#### [Document text]
-*-*-

ELECTION PRIMER
The Herald & News
Published: 03/17/2000
I once supervised a polling place, where they put me in charge of a poll worker with an artificial hand and a poll worker who couldn't read. For the entire, agonizing 12-hour shift, the artificial hand guy proudly insisted on being the one who tore off the ballot stubs. So the only job left for the man who couldn't read was to look up voters' names in the election roster. The fate of the free world depended on these men, and one of them kept hitting up the voters for cigarettes and asking me if he could ``go outside and play with the puppy.''
Now, these guys would also have to speak two languages.

-*-*-

#### [Dataset extract]

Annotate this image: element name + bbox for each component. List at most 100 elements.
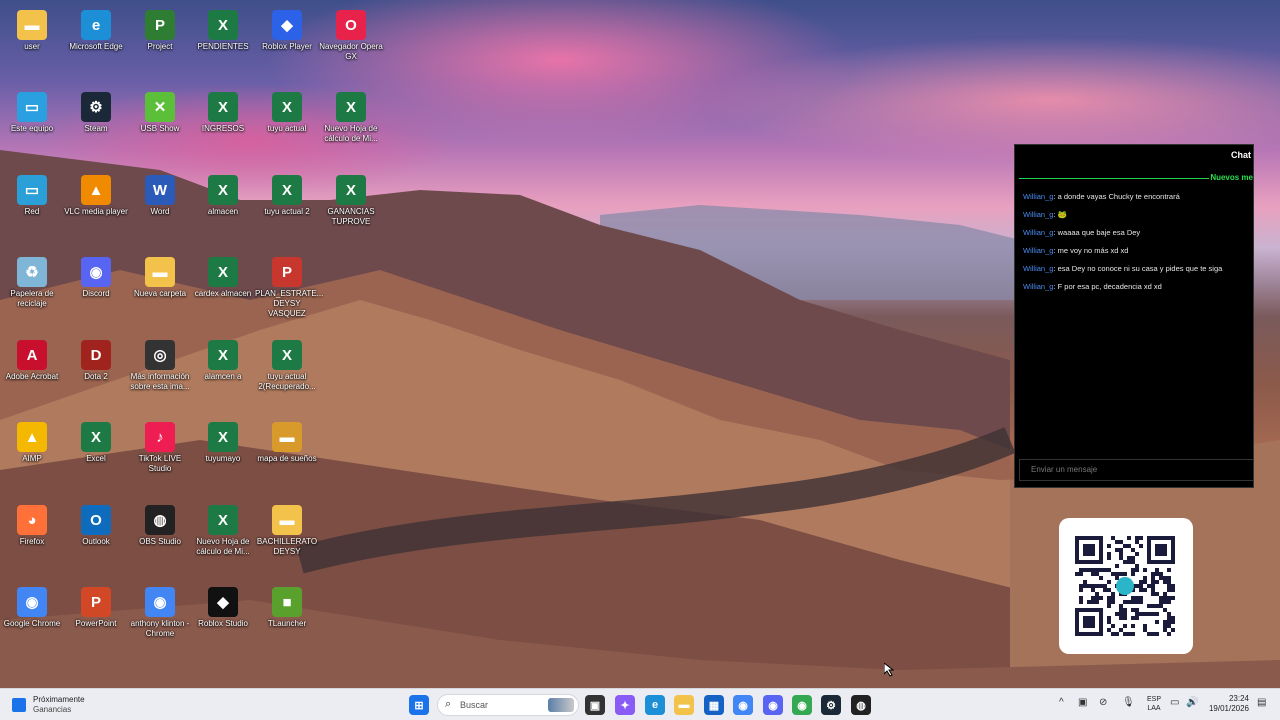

-*-*-

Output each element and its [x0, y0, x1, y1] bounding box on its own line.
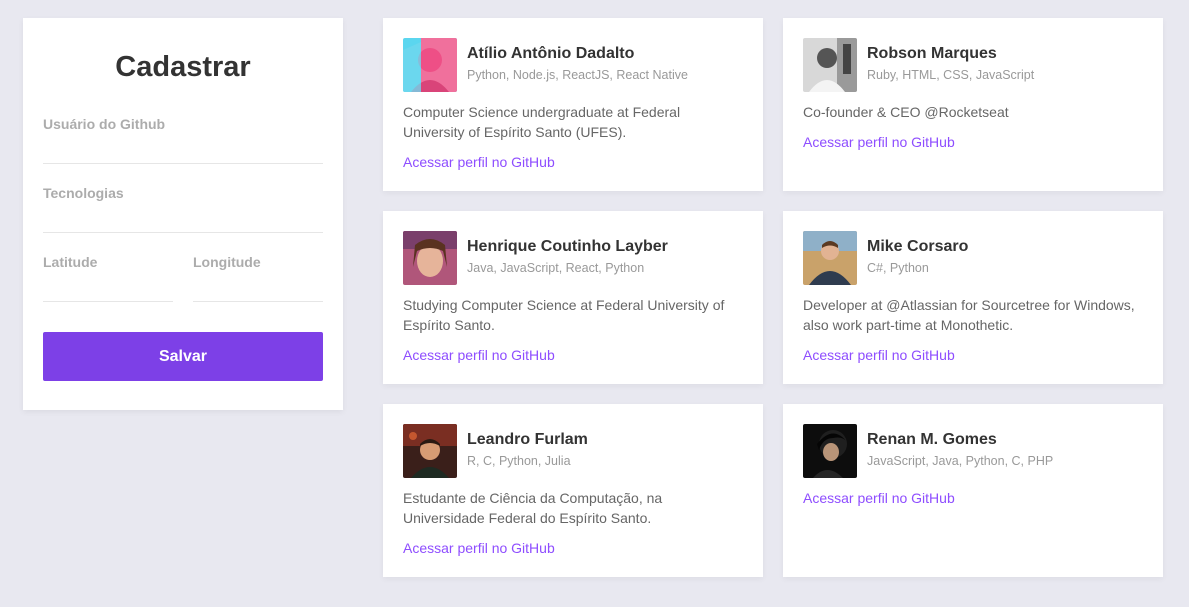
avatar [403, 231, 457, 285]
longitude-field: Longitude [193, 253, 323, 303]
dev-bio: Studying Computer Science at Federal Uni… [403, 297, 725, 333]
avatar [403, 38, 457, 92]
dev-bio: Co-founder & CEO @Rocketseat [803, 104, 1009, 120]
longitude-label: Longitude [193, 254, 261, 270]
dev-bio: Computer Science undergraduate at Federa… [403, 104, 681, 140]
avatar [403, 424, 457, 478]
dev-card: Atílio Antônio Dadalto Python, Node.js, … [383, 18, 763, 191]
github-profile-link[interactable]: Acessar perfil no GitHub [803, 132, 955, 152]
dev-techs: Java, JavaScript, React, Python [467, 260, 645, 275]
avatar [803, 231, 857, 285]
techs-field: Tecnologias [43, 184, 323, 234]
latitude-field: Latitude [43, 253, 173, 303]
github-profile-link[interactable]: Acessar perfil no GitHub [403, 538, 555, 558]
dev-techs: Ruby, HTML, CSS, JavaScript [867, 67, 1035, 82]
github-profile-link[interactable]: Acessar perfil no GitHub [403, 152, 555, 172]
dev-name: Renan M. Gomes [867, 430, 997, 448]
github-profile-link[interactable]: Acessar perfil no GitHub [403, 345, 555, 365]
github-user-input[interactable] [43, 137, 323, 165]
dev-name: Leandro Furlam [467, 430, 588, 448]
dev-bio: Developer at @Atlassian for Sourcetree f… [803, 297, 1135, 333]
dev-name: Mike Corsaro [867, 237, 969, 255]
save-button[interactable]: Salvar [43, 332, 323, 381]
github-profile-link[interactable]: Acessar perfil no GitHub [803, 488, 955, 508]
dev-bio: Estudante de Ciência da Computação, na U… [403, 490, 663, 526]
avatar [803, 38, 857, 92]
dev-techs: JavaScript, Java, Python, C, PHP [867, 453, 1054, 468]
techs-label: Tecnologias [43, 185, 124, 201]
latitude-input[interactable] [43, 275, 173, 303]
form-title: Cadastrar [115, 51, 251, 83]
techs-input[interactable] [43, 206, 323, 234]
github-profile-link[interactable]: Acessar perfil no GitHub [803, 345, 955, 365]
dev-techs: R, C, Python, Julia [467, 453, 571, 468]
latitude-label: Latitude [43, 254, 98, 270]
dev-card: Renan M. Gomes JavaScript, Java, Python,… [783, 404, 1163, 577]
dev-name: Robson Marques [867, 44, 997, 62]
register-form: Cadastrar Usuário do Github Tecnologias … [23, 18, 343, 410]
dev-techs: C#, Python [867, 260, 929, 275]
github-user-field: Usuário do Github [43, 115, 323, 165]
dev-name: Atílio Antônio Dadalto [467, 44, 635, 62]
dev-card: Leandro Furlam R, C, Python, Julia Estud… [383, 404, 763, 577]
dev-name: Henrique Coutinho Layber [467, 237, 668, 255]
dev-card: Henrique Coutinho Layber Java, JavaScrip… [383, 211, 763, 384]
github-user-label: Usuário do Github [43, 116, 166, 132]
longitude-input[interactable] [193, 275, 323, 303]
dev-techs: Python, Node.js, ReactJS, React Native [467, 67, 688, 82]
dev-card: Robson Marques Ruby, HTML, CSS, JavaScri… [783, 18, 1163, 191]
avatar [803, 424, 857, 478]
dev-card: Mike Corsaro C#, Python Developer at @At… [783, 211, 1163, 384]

-*-*-

#### [Short task 1]
From the election primer, list every action the text says the two poll workers carried out during the shift.
#### [Short task 2]
In the entries, give again the lines from the one containing "Output each element" to the one containing "avatar [403, 38, 457, 92]", substituting "profile-photo" for "avatar" and keeping everything else the same. Leave the picture out of your answer.

#### [Task result 1]
- Tearing off the ballot stubs
- Looking up voters' names in the election roster
- Hitting up the voters for cigarettes
- Asking to go outside and play with the puppy

#### [Task result 2]
Output each element and its [x0, y0, x1, y1] bounding box on its own line.
profile-photo [403, 231, 457, 285]
longitude-field: Longitude [193, 253, 323, 303]
dev-bio: Studying Computer Science at Federal Uni… [403, 297, 725, 333]
profile-photo [403, 38, 457, 92]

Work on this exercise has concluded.